Eric Raymond likened FOSS development as a bazaar, "...a great babbling bazaar of differing agendas and approaches...out of which a coherent and stable system could seemingly emerge only by a succession of miracles." (Raymond, 2001, pp.21-22). By the start of the twenty-first century, this bazaar had brought forth a wealth of software, all of it free, with the creators and maintainers actively interested in having their work built upon and studied by others. This openness made FOSS ideal for academic projects from undergraduate coursework to graduate studies and ongoing academic research (Andrews and Lutfiyya, 2000). Another factor working in the favor of FOSS was the absence of non-disclosure agreements (NDAs) and other proprietary practices favored by commercial software creators (Hassan, Godfrey, and Holt, 2001). Because of this fundamental difference, and the ever-present label of free, these same commercial software creators viewed (as some continue to view) FOSS as nothing but competing software offered at no cost; the actuality is that the free in FOSS is meant in the context of free speech, and not simply zero-cost freeware (Feller and Fitzgerald, 2000). In fact, there are several forms of software licensing of which FOSS is only one.
··········
**To be done**
Please carry on the passage about free and open-source software, starting after its final sentence. The lines after this point were taken from a different source than the passage.

Bounding box lines:
··········
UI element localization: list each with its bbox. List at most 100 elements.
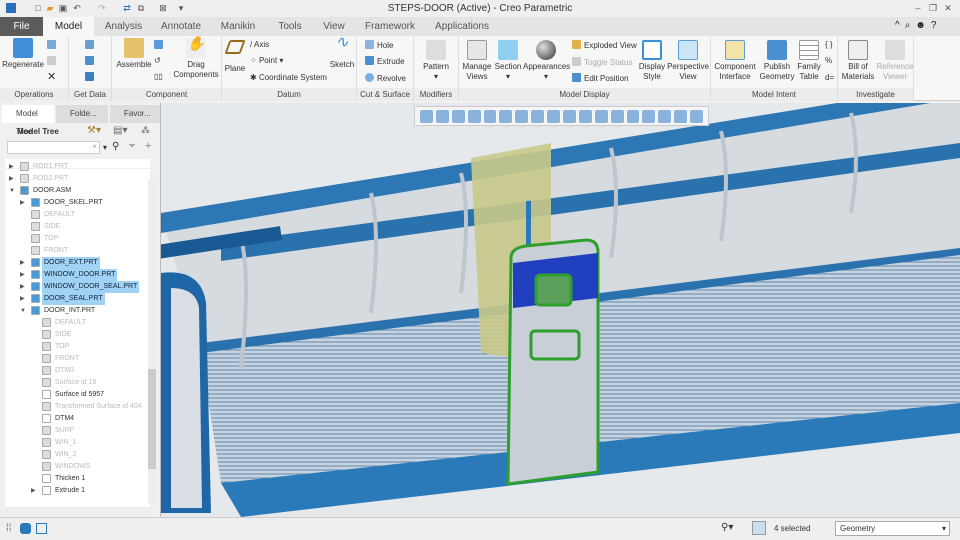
expand-toggle-icon[interactable]: ▼ — [20, 305, 28, 317]
tab-folder-browser[interactable]: Folde... — [56, 105, 108, 123]
find-icon[interactable]: ⚲ — [112, 141, 119, 152]
cut-surface-label[interactable]: Cut & Surface — [357, 88, 413, 101]
full-screen-icon[interactable] — [36, 523, 47, 534]
search-dropdown[interactable]: ▾ — [103, 143, 107, 152]
expand-toggle-icon[interactable]: ▶ — [20, 257, 28, 269]
close-button[interactable]: ✕ — [943, 3, 953, 13]
filter-icon[interactable]: ⏷ — [128, 141, 136, 152]
display-style-icon[interactable] — [499, 110, 513, 123]
repeat-icon[interactable]: ↺ — [154, 56, 161, 66]
refit-icon[interactable] — [420, 110, 433, 123]
train-car-3d-model[interactable] — [161, 103, 960, 517]
tab-applications[interactable]: Applications — [428, 17, 496, 36]
mirror-icon[interactable]: ▯▯ — [154, 72, 163, 82]
selection-filter-dropdown[interactable]: Geometry ▾ — [835, 521, 950, 536]
expand-toggle-icon[interactable]: ▶ — [31, 485, 39, 497]
view-manager-icon[interactable] — [483, 110, 497, 123]
saved-orientations-icon[interactable] — [515, 110, 529, 123]
appearances-icon[interactable] — [547, 110, 561, 123]
sketch-button[interactable]: ∿ Sketch — [328, 35, 356, 70]
expand-toggle-icon[interactable]: ▶ — [20, 281, 28, 293]
assemble-button[interactable]: Assemble — [115, 38, 153, 70]
zoom-in-icon[interactable] — [435, 110, 449, 123]
component-label[interactable]: Component — [112, 88, 221, 101]
tab-tools[interactable]: Tools — [265, 17, 315, 36]
delete-icon[interactable]: ✕ — [47, 72, 56, 83]
csys-display-icon[interactable] — [642, 110, 656, 123]
axis-display-icon[interactable] — [610, 110, 624, 123]
restore-button[interactable]: ❐ — [928, 3, 938, 13]
connection-display-icon[interactable] — [690, 110, 704, 123]
shrinkwrap-icon[interactable] — [85, 72, 97, 83]
modifiers-label[interactable]: Modifiers — [414, 88, 458, 101]
display-style-button[interactable]: Display Style — [637, 40, 667, 82]
expand-toggle-icon[interactable]: ▼ — [9, 185, 17, 197]
hole-button[interactable]: Hole — [365, 40, 393, 51]
create-icon[interactable] — [154, 40, 166, 51]
regenerate-button[interactable]: Regenerate — [2, 38, 44, 70]
point-button[interactable]: ⁘ Point ▾ — [250, 56, 283, 66]
show-icon[interactable]: ▤▾ — [113, 125, 127, 136]
help-icons[interactable]: ^⌕☻? — [895, 20, 941, 31]
parameters-icon[interactable]: % — [825, 56, 832, 66]
appearances-button[interactable]: Appearances ▾ — [523, 40, 570, 82]
get-data-label[interactable]: Get Data — [69, 88, 111, 101]
expand-toggle-icon[interactable]: ▶ — [9, 161, 17, 173]
manage-views-button[interactable]: Manage Views — [461, 40, 493, 82]
tree-horizontal-scrollbar[interactable] — [5, 507, 150, 515]
investigate-label[interactable]: Investigate — [838, 88, 913, 101]
repaint-icon[interactable] — [467, 110, 481, 123]
settings-icon[interactable]: ⚒▾ — [87, 125, 101, 136]
operations-label[interactable]: Operations — [0, 88, 68, 101]
expand-toggle-icon[interactable]: ▶ — [20, 197, 28, 209]
copy-icon[interactable] — [47, 40, 59, 51]
tab-model[interactable]: Model — [43, 17, 94, 36]
copy-geometry-icon[interactable] — [85, 56, 97, 67]
paste-icon[interactable] — [47, 56, 59, 67]
user-feature-icon[interactable] — [85, 40, 97, 51]
add-icon[interactable]: + — [145, 140, 151, 152]
drag-components-button[interactable]: ✋ Drag Components — [172, 36, 220, 80]
section-button[interactable]: Section ▾ — [493, 40, 523, 82]
annotation-display-icon[interactable] — [658, 110, 672, 123]
tab-favorites[interactable]: Favor... — [110, 105, 160, 123]
section-icon[interactable] — [563, 110, 576, 123]
plane-button[interactable]: Plane — [223, 40, 247, 74]
minimize-button[interactable]: – — [913, 3, 923, 13]
tab-framework[interactable]: Framework — [360, 17, 420, 36]
reference-viewer-button[interactable]: Reference Viewer — [876, 40, 914, 82]
view-normal-icon[interactable] — [531, 110, 545, 123]
expand-toggle-icon[interactable]: ▶ — [20, 293, 28, 305]
selected-items-icon[interactable] — [752, 521, 766, 535]
model-display-label[interactable]: Model Display — [459, 88, 710, 101]
zoom-out-icon[interactable] — [451, 110, 465, 123]
search-input[interactable]: × — [7, 141, 100, 154]
expand-toggle-icon[interactable]: ▶ — [20, 269, 28, 281]
switch-dimensions-icon[interactable]: d= — [825, 73, 834, 83]
expand-toggle-icon[interactable]: ▶ — [9, 173, 17, 185]
coordinate-system-button[interactable]: ✱ Coordinate System — [250, 73, 327, 83]
graphics-viewport[interactable] — [161, 103, 960, 517]
relations-icon[interactable]: { } — [825, 40, 833, 50]
edit-position-button[interactable]: Edit Position — [572, 73, 628, 84]
tab-annotate[interactable]: Annotate — [152, 17, 210, 36]
plane-display-icon[interactable] — [594, 110, 608, 123]
tree-scrollbar[interactable] — [148, 179, 156, 504]
tag-display-icon[interactable] — [674, 110, 688, 123]
publish-geometry-button[interactable]: Publish Geometry — [759, 40, 795, 82]
show-navigator-icon[interactable]: ⁞⁞ — [6, 523, 12, 534]
perspective-view-button[interactable]: Perspective View — [667, 40, 709, 82]
tab-manikin[interactable]: Manikin — [212, 17, 264, 36]
spin-center-icon[interactable] — [578, 110, 592, 123]
exploded-view-button[interactable]: Exploded View — [572, 40, 637, 51]
tab-model-tree[interactable]: Model Tree — [2, 105, 54, 136]
tree-filter-icon[interactable]: ⁂ — [141, 125, 150, 136]
tab-file[interactable]: File — [0, 17, 43, 36]
family-table-button[interactable]: Family Table — [795, 40, 823, 82]
toggle-status-button[interactable]: Toggle Status — [572, 57, 632, 68]
tab-analysis[interactable]: Analysis — [96, 17, 151, 36]
bill-of-materials-button[interactable]: Bill of Materials — [840, 40, 876, 82]
model-intent-label[interactable]: Model Intent — [711, 88, 837, 101]
component-interface-button[interactable]: Component Interface — [712, 40, 758, 82]
revolve-button[interactable]: Revolve — [365, 73, 406, 84]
··········
**Expected answer**
FOSS in Software Maintenance Research

When software maintenance was finally receiving the serious academic attention it was due FOSS, as has been demonstrated, was recognized by software maintenance researchers as the best option to be the object of their research.
Throughout the first decade of the twenty-first century many FOSS projects have been used as research subjects by investigators examining new theories or processes pertaining to software maintenance. While some like Rajlich and Gosavi (2004), or Hill, Pollock, and Vijay-Shanker (2007) used smaller-scope projects like Drawlets and the Eclipse integrated development environment (respectively), much software maintenance research has gravitated toward the higher-profile projects like Linux and the OpenOffice.org suite of productivity applications. The work by software maintenance researchers using these FOSS projects has been mutually beneficial, providing the researchers with needed insight and test data on their theories and providing the FOSS community with valuable insight and improvements to their projects.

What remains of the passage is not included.